_WRITTEN EXERCISE_: Count the lines below that contain the word "ylabel" and give only the number.

_SUPPLIED DATA_:
****************************************
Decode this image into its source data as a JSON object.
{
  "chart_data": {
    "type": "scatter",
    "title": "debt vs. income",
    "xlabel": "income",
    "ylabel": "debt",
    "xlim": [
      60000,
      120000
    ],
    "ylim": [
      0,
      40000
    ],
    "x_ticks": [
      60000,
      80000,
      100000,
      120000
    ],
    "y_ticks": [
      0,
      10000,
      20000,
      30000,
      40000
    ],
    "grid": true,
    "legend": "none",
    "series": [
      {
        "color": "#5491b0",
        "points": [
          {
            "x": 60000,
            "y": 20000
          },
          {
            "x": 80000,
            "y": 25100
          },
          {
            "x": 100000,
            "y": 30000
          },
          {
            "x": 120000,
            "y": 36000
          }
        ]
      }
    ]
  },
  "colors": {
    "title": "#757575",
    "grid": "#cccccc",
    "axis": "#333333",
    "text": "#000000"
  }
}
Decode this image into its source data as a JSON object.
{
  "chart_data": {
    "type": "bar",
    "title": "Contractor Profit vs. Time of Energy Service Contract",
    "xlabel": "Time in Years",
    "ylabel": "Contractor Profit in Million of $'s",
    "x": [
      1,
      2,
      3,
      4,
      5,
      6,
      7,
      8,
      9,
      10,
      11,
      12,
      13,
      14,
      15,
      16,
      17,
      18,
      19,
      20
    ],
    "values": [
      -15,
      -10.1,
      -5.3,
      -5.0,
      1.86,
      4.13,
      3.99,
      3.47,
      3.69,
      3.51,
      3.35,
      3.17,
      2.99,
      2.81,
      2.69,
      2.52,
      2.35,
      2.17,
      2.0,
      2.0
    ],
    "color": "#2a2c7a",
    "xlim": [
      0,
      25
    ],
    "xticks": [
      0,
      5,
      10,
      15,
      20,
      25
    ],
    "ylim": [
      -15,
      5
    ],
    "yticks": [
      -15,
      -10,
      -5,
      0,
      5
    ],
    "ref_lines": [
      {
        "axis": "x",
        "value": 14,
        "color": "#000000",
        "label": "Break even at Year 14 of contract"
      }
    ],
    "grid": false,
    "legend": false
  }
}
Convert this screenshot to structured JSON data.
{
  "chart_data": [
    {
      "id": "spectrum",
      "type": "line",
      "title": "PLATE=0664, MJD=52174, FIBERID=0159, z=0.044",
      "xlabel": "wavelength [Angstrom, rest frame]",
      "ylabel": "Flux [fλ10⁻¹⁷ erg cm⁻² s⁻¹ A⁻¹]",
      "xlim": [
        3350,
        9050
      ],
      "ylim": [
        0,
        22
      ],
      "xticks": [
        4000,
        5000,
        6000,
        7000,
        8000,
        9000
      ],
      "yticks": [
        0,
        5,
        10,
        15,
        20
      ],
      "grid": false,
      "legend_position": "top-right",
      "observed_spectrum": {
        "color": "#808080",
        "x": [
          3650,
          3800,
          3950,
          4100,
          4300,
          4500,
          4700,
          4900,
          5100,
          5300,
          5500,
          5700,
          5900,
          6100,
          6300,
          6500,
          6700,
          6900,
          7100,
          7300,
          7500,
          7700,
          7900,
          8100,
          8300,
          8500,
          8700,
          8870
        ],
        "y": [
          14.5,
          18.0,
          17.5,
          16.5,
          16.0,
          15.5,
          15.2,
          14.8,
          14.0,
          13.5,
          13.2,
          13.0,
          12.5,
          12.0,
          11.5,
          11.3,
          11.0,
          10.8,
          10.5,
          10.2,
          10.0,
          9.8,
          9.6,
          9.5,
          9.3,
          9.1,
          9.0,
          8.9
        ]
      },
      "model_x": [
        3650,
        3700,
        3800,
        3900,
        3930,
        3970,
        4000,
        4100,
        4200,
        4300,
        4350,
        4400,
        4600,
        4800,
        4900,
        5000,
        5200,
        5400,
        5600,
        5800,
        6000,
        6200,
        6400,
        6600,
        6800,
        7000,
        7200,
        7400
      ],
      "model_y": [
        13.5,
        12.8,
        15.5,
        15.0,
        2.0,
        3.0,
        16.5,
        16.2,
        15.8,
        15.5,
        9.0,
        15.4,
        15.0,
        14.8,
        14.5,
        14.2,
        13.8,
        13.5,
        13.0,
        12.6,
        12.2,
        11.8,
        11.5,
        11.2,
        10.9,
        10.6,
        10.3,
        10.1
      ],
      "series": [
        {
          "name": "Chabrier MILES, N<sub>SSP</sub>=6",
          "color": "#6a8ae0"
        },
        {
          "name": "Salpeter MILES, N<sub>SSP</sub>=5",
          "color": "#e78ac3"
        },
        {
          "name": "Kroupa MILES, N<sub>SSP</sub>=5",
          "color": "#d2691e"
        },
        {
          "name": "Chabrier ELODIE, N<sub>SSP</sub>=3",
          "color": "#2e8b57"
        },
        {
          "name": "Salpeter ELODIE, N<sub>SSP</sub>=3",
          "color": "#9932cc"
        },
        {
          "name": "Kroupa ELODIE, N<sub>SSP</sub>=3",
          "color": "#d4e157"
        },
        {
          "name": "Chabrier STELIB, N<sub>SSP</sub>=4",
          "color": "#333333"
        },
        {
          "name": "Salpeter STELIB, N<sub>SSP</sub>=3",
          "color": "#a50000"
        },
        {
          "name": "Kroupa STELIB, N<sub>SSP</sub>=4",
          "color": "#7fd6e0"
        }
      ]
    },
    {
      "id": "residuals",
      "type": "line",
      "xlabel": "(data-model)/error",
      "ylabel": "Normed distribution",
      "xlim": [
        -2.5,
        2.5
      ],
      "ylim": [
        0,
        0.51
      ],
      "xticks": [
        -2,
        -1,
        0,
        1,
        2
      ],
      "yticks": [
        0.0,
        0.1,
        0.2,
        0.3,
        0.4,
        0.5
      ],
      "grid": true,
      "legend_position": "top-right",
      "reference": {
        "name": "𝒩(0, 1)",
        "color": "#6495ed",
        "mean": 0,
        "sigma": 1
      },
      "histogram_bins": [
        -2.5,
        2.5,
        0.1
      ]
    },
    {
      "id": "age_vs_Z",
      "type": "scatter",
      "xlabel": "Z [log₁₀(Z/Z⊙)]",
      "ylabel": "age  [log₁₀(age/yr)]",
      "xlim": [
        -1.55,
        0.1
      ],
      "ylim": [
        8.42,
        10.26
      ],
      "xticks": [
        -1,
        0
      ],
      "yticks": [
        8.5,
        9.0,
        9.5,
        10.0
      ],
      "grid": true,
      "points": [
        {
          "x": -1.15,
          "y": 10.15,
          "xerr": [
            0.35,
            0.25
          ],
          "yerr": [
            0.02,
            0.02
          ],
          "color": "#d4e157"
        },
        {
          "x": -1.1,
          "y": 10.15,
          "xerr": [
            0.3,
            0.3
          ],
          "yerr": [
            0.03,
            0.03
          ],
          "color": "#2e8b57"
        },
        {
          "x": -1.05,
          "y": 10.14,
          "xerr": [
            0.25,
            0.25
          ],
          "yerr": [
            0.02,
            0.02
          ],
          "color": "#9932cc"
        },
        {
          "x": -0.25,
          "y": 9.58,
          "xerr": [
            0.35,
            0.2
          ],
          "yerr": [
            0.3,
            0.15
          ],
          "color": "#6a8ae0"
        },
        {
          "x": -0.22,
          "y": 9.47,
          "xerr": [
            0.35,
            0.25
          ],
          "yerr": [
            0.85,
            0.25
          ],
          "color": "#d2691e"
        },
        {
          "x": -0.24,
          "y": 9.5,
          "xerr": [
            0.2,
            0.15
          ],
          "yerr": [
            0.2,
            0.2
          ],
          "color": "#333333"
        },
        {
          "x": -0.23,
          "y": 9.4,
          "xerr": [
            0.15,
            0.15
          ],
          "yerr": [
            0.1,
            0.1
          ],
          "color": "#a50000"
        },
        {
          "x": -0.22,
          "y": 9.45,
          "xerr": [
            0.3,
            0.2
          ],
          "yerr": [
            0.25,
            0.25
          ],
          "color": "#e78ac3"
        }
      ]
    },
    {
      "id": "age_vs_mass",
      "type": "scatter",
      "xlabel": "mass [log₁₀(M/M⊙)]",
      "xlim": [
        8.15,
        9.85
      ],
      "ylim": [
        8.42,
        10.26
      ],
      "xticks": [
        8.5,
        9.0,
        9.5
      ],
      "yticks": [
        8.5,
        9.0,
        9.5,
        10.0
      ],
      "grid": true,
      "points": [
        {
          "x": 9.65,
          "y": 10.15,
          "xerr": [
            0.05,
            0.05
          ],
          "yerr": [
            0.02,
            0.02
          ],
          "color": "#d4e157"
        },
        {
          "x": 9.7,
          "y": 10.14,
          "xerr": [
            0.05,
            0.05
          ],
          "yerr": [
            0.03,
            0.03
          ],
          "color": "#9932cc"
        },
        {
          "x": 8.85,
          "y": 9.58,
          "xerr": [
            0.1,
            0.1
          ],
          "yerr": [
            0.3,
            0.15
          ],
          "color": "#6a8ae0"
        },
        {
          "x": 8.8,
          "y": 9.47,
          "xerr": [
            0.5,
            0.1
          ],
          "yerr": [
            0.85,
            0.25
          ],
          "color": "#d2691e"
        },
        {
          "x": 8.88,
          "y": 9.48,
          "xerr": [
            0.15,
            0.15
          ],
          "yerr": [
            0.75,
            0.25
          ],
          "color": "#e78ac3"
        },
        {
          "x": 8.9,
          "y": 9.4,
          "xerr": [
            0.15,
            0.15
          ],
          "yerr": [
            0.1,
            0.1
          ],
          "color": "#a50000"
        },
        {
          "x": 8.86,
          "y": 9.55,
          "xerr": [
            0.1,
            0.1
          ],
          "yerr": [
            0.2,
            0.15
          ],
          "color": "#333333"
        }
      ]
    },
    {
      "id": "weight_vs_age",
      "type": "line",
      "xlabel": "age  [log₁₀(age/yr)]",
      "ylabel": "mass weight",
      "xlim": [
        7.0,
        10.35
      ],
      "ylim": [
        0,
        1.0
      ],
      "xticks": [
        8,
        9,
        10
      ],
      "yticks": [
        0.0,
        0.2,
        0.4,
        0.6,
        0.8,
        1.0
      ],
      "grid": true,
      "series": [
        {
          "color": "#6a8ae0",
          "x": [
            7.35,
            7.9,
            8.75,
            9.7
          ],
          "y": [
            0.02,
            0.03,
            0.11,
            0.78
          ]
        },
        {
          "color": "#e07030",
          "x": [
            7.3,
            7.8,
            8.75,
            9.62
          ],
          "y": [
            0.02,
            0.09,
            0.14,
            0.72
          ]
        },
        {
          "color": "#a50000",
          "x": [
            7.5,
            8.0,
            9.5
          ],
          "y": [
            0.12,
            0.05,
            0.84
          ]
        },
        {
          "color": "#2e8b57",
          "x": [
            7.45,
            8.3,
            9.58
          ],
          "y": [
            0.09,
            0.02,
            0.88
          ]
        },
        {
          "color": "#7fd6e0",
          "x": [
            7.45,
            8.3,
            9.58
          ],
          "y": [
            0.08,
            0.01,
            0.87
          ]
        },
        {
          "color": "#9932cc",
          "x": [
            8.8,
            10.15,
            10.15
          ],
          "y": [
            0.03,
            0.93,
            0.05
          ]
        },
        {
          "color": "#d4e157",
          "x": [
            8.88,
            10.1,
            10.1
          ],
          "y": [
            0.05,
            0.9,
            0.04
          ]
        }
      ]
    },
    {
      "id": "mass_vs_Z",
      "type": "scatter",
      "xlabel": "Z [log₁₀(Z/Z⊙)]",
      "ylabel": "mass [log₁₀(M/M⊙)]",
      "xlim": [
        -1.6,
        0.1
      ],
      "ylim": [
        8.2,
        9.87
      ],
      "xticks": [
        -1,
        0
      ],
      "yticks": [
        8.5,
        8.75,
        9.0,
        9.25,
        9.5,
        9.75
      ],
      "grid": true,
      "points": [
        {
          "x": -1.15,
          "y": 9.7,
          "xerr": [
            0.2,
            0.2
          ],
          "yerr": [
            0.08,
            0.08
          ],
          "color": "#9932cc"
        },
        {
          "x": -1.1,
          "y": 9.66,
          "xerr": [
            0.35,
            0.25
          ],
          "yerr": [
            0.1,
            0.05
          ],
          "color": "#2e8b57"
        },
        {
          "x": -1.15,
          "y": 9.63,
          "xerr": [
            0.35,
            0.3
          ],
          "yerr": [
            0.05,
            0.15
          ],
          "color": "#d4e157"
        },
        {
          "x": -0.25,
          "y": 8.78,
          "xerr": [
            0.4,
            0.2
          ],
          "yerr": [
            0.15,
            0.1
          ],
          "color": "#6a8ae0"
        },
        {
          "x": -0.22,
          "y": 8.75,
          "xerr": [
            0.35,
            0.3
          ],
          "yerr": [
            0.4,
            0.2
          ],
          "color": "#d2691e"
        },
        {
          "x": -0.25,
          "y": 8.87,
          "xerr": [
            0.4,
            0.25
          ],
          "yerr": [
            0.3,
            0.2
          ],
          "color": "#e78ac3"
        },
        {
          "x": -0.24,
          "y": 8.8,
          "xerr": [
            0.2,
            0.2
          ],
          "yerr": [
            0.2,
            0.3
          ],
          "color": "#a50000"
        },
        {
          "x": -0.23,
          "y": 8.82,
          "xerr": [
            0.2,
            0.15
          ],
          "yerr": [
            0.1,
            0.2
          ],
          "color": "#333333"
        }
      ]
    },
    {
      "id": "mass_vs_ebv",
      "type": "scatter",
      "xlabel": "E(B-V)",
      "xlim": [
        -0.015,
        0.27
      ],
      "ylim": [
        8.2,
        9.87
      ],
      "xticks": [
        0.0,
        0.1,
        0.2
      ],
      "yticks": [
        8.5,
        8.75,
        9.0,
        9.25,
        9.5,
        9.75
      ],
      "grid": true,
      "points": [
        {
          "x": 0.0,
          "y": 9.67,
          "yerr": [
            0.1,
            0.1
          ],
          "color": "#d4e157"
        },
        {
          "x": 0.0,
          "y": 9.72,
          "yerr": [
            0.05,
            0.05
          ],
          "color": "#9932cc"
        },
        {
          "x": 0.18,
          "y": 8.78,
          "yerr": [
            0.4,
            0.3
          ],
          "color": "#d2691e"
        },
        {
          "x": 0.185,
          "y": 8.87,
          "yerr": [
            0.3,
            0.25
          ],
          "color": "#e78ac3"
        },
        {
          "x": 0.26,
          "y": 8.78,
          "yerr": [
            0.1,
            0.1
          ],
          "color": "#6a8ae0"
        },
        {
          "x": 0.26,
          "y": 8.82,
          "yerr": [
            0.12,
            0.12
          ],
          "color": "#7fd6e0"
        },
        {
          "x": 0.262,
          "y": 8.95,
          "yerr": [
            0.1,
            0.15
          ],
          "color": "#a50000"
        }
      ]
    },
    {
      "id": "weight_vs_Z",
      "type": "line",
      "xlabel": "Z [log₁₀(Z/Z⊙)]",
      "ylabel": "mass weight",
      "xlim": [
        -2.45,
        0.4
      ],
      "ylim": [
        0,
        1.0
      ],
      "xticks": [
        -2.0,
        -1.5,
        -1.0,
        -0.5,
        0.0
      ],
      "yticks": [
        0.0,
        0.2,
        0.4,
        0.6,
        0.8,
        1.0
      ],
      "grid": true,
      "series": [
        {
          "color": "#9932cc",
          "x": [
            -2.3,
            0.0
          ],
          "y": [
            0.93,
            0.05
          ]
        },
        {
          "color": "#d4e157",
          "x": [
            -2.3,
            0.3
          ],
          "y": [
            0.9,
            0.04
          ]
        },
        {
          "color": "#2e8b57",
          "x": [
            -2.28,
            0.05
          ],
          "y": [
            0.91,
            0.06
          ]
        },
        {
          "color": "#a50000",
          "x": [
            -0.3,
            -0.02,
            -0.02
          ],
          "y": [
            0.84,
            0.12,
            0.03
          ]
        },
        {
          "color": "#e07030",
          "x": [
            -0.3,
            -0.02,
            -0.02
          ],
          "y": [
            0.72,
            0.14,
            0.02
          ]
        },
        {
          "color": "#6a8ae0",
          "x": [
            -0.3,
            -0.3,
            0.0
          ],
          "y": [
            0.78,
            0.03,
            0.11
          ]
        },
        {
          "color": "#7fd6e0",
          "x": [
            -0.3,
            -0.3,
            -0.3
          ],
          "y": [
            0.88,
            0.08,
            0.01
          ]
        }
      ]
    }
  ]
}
****************************************
_SOLUTION_: 8